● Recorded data

========

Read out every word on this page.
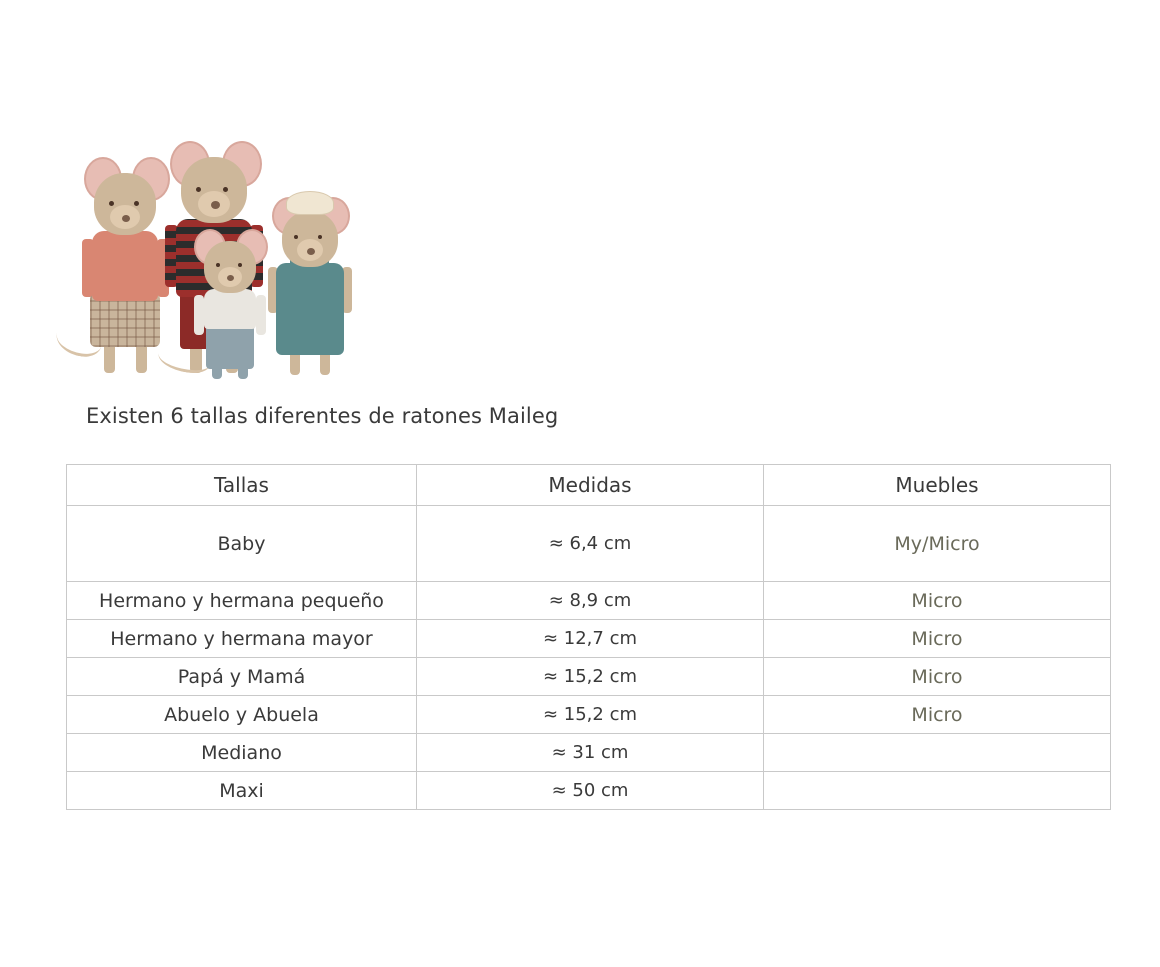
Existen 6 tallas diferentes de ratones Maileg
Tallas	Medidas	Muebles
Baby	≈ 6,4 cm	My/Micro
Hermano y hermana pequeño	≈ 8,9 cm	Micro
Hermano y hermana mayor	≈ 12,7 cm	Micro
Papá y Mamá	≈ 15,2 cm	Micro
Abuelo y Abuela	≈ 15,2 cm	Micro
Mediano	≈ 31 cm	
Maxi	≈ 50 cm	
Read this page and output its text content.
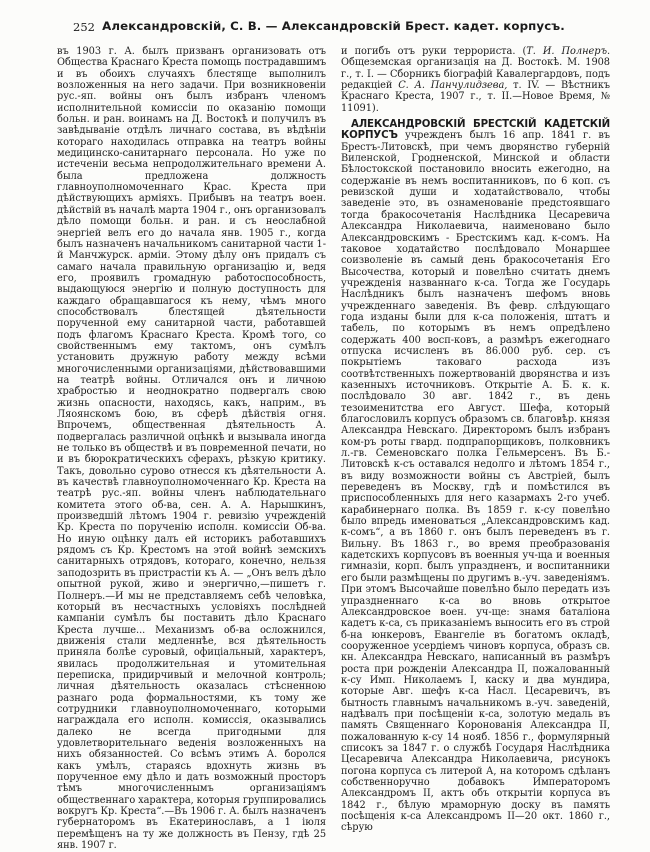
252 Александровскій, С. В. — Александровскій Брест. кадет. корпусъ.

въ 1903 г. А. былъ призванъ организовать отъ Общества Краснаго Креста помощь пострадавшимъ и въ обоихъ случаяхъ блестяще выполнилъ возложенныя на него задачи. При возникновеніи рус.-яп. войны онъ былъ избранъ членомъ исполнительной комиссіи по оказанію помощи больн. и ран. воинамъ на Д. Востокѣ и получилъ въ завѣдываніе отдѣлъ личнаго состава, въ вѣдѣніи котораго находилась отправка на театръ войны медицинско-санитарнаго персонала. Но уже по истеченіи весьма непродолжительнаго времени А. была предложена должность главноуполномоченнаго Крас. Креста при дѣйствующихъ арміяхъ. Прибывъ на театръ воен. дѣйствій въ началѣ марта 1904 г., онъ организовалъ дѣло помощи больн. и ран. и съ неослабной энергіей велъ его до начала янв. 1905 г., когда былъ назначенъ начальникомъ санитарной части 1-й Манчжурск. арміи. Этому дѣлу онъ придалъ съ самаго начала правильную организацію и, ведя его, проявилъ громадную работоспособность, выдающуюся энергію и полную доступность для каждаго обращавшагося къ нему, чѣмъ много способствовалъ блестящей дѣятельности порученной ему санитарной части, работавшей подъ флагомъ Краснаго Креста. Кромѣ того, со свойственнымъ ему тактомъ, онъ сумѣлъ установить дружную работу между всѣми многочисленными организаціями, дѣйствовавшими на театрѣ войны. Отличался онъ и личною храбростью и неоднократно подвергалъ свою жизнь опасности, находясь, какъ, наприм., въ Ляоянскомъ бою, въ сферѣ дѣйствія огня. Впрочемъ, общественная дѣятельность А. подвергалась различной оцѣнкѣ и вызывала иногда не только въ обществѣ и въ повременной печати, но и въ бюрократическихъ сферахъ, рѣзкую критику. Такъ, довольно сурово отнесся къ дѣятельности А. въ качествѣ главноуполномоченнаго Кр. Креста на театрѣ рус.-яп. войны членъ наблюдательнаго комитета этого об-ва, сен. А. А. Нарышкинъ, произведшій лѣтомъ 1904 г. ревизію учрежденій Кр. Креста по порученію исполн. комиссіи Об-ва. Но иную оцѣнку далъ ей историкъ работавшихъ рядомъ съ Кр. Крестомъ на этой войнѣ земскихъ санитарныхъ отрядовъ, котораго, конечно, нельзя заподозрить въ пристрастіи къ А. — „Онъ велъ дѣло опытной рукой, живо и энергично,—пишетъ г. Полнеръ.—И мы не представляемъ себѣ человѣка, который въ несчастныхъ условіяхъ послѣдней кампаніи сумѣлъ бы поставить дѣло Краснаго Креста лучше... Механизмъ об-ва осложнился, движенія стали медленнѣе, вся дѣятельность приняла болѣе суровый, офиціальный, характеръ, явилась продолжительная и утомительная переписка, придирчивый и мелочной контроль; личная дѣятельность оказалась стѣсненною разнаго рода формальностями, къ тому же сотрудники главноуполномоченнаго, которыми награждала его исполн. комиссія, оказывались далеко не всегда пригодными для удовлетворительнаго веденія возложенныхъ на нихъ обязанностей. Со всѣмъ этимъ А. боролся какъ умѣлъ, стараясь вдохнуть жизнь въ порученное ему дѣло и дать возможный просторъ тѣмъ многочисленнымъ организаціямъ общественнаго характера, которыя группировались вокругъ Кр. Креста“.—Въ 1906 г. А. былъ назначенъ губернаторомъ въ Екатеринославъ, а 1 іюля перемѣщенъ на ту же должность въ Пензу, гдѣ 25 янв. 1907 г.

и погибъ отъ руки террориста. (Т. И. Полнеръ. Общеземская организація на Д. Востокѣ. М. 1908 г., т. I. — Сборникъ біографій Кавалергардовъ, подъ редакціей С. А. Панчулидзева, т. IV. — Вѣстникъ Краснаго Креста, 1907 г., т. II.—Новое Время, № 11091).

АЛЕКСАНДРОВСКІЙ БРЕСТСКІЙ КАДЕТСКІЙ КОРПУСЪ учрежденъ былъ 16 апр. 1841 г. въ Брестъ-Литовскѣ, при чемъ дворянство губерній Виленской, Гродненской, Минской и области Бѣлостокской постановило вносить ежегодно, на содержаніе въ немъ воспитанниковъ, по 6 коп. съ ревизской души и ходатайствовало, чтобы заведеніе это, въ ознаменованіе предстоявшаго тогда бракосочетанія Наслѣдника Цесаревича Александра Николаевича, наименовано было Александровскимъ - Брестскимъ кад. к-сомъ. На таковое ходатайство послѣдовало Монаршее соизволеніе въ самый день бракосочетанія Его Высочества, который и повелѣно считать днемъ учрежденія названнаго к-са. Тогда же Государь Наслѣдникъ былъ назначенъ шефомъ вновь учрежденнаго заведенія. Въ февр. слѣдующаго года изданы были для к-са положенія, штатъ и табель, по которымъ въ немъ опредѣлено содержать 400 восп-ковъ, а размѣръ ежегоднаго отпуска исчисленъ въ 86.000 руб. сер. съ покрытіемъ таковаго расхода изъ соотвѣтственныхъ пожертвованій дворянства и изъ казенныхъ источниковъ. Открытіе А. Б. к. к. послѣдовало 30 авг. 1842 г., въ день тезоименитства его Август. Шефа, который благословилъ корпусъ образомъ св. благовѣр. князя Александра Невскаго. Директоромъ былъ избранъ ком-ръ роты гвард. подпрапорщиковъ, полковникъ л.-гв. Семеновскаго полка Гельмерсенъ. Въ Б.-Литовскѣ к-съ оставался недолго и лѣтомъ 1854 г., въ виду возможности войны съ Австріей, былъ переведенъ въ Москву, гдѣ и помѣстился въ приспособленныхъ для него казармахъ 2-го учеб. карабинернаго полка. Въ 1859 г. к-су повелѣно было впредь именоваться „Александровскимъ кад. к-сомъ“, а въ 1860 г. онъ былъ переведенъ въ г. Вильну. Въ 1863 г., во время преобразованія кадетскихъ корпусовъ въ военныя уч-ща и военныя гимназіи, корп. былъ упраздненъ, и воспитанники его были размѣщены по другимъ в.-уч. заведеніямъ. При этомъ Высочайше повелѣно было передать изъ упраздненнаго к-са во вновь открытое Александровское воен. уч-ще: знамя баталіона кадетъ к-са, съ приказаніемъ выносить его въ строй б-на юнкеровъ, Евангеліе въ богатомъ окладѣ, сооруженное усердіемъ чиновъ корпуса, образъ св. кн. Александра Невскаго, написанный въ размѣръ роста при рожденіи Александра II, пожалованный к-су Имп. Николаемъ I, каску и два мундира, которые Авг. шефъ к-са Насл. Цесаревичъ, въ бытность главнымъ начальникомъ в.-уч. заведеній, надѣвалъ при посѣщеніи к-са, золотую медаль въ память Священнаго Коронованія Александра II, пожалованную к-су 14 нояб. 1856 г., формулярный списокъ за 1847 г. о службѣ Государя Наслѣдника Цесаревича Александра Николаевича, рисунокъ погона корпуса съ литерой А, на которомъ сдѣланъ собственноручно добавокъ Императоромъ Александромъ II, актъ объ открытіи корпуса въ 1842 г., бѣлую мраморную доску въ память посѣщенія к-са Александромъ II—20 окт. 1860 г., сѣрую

========

● Objective
Omit the pictures and reproduce the listing exactly.

● Exercise solution
Read out every word on this page.
Existen 6 tallas diferentes de ratones Maileg
Tallas	Medidas	Muebles
Baby	≈ 6,4 cm	My/Micro
Hermano y hermana pequeño	≈ 8,9 cm	Micro
Hermano y hermana mayor	≈ 12,7 cm	Micro
Papá y Mamá	≈ 15,2 cm	Micro
Abuelo y Abuela	≈ 15,2 cm	Micro
Mediano	≈ 31 cm	
Maxi	≈ 50 cm	
Read this page and output its text content.
252 Александровскій, С. В. — Александровскій Брест. кадет. корпусъ.

въ 1903 г. А. былъ призванъ организовать отъ Общества Краснаго Креста помощь пострадавшимъ и въ обоихъ случаяхъ блестяще выполнилъ возложенныя на него задачи. При возникновеніи рус.-яп. войны онъ былъ избранъ членомъ исполнительной комиссіи по оказанію помощи больн. и ран. воинамъ на Д. Востокѣ и получилъ въ завѣдываніе отдѣлъ личнаго состава, въ вѣдѣніи котораго находилась отправка на театръ войны медицинско-санитарнаго персонала. Но уже по истеченіи весьма непродолжительнаго времени А. была предложена должность главноуполномоченнаго Крас. Креста при дѣйствующихъ арміяхъ. Прибывъ на театръ воен. дѣйствій въ началѣ марта 1904 г., онъ организовалъ дѣло помощи больн. и ран. и съ неослабной энергіей велъ его до начала янв. 1905 г., когда былъ назначенъ начальникомъ санитарной части 1-й Манчжурск. арміи. Этому дѣлу онъ придалъ съ самаго начала правильную организацію и, ведя его, проявилъ громадную работоспособность, выдающуюся энергію и полную доступность для каждаго обращавшагося къ нему, чѣмъ много способствовалъ блестящей дѣятельности порученной ему санитарной части, работавшей подъ флагомъ Краснаго Креста. Кромѣ того, со свойственнымъ ему тактомъ, онъ сумѣлъ установить дружную работу между всѣми многочисленными организаціями, дѣйствовавшими на театрѣ войны. Отличался онъ и личною храбростью и неоднократно подвергалъ свою жизнь опасности, находясь, какъ, наприм., въ Ляоянскомъ бою, въ сферѣ дѣйствія огня. Впрочемъ, общественная дѣятельность А. подвергалась различной оцѣнкѣ и вызывала иногда не только въ обществѣ и въ повременной печати, но и въ бюрократическихъ сферахъ, рѣзкую критику. Такъ, довольно сурово отнесся къ дѣятельности А. въ качествѣ главноуполномоченнаго Кр. Креста на театрѣ рус.-яп. войны членъ наблюдательнаго комитета этого об-ва, сен. А. А. Нарышкинъ, произведшій лѣтомъ 1904 г. ревизію учрежденій Кр. Креста по порученію исполн. комиссіи Об-ва. Но иную оцѣнку далъ ей историкъ работавшихъ рядомъ съ Кр. Крестомъ на этой войнѣ земскихъ санитарныхъ отрядовъ, котораго, конечно, нельзя заподозрить въ пристрастіи къ А. — „Онъ велъ дѣло опытной рукой, живо и энергично,—пишетъ г. Полнеръ.—И мы не представляемъ себѣ человѣка, который въ несчастныхъ условіяхъ послѣдней кампаніи сумѣлъ бы поставить дѣло Краснаго Креста лучше... Механизмъ об-ва осложнился, движенія стали медленнѣе, вся дѣятельность приняла болѣе суровый, офиціальный, характеръ, явилась продолжительная и утомительная переписка, придирчивый и мелочной контроль; личная дѣятельность оказалась стѣсненною разнаго рода формальностями, къ тому же сотрудники главноуполномоченнаго, которыми награждала его исполн. комиссія, оказывались далеко не всегда пригодными для удовлетворительнаго веденія возложенныхъ на нихъ обязанностей. Со всѣмъ этимъ А. боролся какъ умѣлъ, стараясь вдохнуть жизнь въ порученное ему дѣло и дать возможный просторъ тѣмъ многочисленнымъ организаціямъ общественнаго характера, которыя группировались вокругъ Кр. Креста“.—Въ 1906 г. А. былъ назначенъ губернаторомъ въ Екатеринославъ, а 1 іюля перемѣщенъ на ту же должность въ Пензу, гдѣ 25 янв. 1907 г.

и погибъ отъ руки террориста. (Т. И. Полнеръ. Общеземская организація на Д. Востокѣ. М. 1908 г., т. I. — Сборникъ біографій Кавалергардовъ, подъ редакціей С. А. Панчулидзева, т. IV. — Вѣстникъ Краснаго Креста, 1907 г., т. II.—Новое Время, № 11091).

АЛЕКСАНДРОВСКІЙ БРЕСТСКІЙ КАДЕТСКІЙ КОРПУСЪ учрежденъ былъ 16 апр. 1841 г. въ Брестъ-Литовскѣ, при чемъ дворянство губерній Виленской, Гродненской, Минской и области Бѣлостокской постановило вносить ежегодно, на содержаніе въ немъ воспитанниковъ, по 6 коп. съ ревизской души и ходатайствовало, чтобы заведеніе это, въ ознаменованіе предстоявшаго тогда бракосочетанія Наслѣдника Цесаревича Александра Николаевича, наименовано было Александровскимъ - Брестскимъ кад. к-сомъ. На таковое ходатайство послѣдовало Монаршее соизволеніе въ самый день бракосочетанія Его Высочества, который и повелѣно считать днемъ учрежденія названнаго к-са. Тогда же Государь Наслѣдникъ былъ назначенъ шефомъ вновь учрежденнаго заведенія. Въ февр. слѣдующаго года изданы были для к-са положенія, штатъ и табель, по которымъ въ немъ опредѣлено содержать 400 восп-ковъ, а размѣръ ежегоднаго отпуска исчисленъ въ 86.000 руб. сер. съ покрытіемъ таковаго расхода изъ соотвѣтственныхъ пожертвованій дворянства и изъ казенныхъ источниковъ. Открытіе А. Б. к. к. послѣдовало 30 авг. 1842 г., въ день тезоименитства его Август. Шефа, который благословилъ корпусъ образомъ св. благовѣр. князя Александра Невскаго. Директоромъ былъ избранъ ком-ръ роты гвард. подпрапорщиковъ, полковникъ л.-гв. Семеновскаго полка Гельмерсенъ. Въ Б.-Литовскѣ к-съ оставался недолго и лѣтомъ 1854 г., въ виду возможности войны съ Австріей, былъ переведенъ въ Москву, гдѣ и помѣстился въ приспособленныхъ для него казармахъ 2-го учеб. карабинернаго полка. Въ 1859 г. к-су повелѣно было впредь именоваться „Александровскимъ кад. к-сомъ“, а въ 1860 г. онъ былъ переведенъ въ г. Вильну. Въ 1863 г., во время преобразованія кадетскихъ корпусовъ въ военныя уч-ща и военныя гимназіи, корп. былъ упраздненъ, и воспитанники его были размѣщены по другимъ в.-уч. заведеніямъ. При этомъ Высочайше повелѣно было передать изъ упраздненнаго к-са во вновь открытое Александровское воен. уч-ще: знамя баталіона кадетъ к-са, съ приказаніемъ выносить его въ строй б-на юнкеровъ, Евангеліе въ богатомъ окладѣ, сооруженное усердіемъ чиновъ корпуса, образъ св. кн. Александра Невскаго, написанный въ размѣръ роста при рожденіи Александра II, пожалованный к-су Имп. Николаемъ I, каску и два мундира, которые Авг. шефъ к-са Насл. Цесаревичъ, въ бытность главнымъ начальникомъ в.-уч. заведеній, надѣвалъ при посѣщеніи к-са, золотую медаль въ память Священнаго Коронованія Александра II, пожалованную к-су 14 нояб. 1856 г., формулярный списокъ за 1847 г. о службѣ Государя Наслѣдника Цесаревича Александра Николаевича, рисунокъ погона корпуса съ литерой А, на которомъ сдѣланъ собственноручно добавокъ Императоромъ Александромъ II, актъ объ открытіи корпуса въ 1842 г., бѣлую мраморную доску въ память посѣщенія к-са Александромъ II—20 окт. 1860 г., сѣрую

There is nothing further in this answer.